→ Problem statement: Scan the entries below. List each line with "author".

→ Records provided:
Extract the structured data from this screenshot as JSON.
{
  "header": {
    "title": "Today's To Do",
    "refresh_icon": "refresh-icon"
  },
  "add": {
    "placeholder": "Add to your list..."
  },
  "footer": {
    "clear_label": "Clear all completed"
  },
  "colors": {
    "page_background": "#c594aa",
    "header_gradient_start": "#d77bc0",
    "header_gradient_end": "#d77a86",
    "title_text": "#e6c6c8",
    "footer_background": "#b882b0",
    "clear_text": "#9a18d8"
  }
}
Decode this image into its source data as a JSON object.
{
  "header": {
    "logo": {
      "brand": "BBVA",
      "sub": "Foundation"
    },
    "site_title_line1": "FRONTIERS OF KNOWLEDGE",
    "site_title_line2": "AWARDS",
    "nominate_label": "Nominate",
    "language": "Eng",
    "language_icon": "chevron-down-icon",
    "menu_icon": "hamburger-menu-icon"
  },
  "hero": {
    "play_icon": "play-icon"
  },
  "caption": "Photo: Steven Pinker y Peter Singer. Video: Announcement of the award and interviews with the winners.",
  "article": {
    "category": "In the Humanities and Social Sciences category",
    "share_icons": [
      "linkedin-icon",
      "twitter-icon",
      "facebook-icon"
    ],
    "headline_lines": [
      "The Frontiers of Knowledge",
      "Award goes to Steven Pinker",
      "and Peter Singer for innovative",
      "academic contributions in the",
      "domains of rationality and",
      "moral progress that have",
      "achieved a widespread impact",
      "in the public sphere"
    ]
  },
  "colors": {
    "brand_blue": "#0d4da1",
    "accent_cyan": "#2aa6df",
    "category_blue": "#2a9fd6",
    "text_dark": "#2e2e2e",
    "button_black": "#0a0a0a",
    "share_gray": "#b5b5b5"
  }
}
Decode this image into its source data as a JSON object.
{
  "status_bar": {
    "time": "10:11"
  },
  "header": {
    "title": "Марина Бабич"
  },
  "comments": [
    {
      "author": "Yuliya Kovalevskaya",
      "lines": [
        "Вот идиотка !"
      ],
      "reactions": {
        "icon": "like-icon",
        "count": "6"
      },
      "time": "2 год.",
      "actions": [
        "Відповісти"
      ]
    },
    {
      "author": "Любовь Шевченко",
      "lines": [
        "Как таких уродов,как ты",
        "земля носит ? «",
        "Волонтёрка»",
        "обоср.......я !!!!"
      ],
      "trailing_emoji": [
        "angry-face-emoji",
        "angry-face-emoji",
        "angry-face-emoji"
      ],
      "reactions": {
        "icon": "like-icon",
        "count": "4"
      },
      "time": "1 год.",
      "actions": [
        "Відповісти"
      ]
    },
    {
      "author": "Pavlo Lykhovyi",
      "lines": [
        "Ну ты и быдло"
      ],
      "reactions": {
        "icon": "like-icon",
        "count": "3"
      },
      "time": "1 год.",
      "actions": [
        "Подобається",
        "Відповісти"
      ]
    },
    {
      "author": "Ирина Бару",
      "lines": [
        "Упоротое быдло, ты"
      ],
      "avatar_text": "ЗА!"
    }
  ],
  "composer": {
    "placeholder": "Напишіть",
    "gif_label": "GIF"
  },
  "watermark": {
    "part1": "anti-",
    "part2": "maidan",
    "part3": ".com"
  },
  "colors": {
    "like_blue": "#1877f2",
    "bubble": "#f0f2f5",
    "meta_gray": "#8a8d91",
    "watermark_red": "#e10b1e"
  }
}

→ Written solution:
      "author": "Yuliya Kovalevskaya",
      "author": "Любовь Шевченко",
      "author": "Pavlo Lykhovyi",
      "author": "Ирина Бару",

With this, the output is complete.